### Aim of the task
State how many lines hold the string "ζωής". Give the number and nothing else.

** Begin Entries **

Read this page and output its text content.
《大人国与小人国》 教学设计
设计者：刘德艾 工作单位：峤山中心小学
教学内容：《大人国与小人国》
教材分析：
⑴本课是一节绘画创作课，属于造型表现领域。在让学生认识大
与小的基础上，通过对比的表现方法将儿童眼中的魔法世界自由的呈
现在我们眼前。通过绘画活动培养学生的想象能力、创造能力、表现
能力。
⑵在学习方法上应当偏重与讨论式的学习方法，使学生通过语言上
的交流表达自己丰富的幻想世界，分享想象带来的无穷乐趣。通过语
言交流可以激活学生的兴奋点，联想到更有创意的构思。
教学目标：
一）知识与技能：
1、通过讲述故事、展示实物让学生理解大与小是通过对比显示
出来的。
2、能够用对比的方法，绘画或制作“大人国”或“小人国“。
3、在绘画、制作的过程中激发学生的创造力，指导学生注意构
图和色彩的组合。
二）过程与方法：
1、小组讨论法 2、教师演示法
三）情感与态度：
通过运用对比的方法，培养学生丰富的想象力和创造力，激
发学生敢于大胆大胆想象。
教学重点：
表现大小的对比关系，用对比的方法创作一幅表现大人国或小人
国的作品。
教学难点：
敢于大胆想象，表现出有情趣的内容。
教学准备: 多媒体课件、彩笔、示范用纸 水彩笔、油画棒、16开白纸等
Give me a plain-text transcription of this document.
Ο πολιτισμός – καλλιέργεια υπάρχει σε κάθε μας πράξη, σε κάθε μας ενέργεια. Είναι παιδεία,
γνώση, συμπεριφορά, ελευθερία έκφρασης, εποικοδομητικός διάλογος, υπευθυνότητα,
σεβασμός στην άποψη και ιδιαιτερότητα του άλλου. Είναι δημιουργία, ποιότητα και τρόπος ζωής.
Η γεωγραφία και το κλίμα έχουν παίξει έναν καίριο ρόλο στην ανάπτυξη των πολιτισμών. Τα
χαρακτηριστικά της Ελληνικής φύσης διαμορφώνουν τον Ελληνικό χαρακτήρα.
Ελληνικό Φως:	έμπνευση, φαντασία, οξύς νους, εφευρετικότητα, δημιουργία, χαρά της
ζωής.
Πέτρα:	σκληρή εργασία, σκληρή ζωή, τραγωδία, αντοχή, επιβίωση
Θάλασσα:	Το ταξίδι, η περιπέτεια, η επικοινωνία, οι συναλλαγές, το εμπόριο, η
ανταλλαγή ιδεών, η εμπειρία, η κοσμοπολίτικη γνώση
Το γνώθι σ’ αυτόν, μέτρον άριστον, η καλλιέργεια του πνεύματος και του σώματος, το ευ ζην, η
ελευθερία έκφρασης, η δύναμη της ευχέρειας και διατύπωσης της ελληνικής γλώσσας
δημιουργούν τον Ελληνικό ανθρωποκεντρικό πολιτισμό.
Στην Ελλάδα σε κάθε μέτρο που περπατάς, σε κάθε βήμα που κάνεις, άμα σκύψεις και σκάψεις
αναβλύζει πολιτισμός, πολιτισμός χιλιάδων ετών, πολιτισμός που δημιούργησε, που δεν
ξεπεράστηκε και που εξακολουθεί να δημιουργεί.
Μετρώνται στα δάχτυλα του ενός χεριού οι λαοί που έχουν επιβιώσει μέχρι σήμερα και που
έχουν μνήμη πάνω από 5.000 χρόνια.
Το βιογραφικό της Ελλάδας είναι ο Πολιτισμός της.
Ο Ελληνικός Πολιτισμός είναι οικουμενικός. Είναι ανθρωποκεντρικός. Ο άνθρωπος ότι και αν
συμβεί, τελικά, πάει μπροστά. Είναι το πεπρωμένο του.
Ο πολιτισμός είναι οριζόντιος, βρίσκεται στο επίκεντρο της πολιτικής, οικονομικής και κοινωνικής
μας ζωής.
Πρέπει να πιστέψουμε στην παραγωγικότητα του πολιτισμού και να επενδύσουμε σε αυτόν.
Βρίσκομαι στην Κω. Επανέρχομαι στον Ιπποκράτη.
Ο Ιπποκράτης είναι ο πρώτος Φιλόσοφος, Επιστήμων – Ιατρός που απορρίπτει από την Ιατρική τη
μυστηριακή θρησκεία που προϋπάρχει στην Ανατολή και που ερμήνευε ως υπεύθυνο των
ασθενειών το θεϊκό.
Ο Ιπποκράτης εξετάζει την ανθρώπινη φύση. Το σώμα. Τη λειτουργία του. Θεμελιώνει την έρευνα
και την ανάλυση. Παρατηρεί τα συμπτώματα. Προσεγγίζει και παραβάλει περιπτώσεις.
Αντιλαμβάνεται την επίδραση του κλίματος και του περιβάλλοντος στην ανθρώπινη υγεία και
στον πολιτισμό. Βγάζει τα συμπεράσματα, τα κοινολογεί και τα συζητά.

** End Entries **
** Begin Entries **

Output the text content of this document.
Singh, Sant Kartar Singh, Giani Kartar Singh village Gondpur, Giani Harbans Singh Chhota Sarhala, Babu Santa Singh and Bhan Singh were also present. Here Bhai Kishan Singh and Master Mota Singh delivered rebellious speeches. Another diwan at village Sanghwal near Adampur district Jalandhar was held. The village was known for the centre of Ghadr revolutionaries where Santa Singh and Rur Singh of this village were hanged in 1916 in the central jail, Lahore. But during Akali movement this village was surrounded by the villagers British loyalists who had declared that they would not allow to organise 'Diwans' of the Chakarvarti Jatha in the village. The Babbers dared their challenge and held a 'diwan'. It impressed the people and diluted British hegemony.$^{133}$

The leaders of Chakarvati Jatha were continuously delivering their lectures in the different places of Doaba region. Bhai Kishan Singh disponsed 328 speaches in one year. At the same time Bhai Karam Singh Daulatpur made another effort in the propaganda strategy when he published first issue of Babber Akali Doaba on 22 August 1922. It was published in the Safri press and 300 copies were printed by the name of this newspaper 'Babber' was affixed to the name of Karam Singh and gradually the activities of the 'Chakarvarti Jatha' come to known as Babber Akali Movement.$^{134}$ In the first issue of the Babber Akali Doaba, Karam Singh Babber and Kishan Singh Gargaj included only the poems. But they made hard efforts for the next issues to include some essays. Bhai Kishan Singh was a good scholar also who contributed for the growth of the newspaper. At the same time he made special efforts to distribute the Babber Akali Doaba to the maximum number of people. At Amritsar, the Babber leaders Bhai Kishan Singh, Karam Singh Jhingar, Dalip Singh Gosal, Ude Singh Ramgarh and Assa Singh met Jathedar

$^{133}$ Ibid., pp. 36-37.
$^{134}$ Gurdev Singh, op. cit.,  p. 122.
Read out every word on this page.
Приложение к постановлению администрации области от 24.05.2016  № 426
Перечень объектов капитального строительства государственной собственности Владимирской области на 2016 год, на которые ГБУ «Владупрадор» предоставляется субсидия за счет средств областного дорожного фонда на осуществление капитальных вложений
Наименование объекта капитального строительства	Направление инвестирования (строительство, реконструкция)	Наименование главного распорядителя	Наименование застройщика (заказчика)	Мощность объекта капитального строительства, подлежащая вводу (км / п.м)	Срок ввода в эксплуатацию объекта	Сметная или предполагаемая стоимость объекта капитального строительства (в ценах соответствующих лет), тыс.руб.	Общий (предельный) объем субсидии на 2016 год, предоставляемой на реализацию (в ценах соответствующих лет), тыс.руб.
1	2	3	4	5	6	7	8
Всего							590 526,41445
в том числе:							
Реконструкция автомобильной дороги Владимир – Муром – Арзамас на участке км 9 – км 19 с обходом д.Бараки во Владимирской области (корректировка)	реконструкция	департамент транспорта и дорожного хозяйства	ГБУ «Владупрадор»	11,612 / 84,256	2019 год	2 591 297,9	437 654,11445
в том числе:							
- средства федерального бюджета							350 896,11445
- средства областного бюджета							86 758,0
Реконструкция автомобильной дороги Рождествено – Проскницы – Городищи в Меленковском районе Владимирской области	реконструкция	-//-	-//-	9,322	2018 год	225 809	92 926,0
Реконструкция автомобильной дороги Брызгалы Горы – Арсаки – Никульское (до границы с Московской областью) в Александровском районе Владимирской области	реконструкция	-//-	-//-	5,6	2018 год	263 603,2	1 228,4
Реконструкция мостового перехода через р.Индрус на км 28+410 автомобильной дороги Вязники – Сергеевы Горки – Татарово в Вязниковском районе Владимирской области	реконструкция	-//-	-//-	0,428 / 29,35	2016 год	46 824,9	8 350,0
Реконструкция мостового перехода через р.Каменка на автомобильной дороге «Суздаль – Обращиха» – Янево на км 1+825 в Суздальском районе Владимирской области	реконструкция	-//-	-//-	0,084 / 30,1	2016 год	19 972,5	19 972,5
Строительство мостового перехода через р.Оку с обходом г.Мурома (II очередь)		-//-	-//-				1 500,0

** End Entries **

### Solution for this problem
3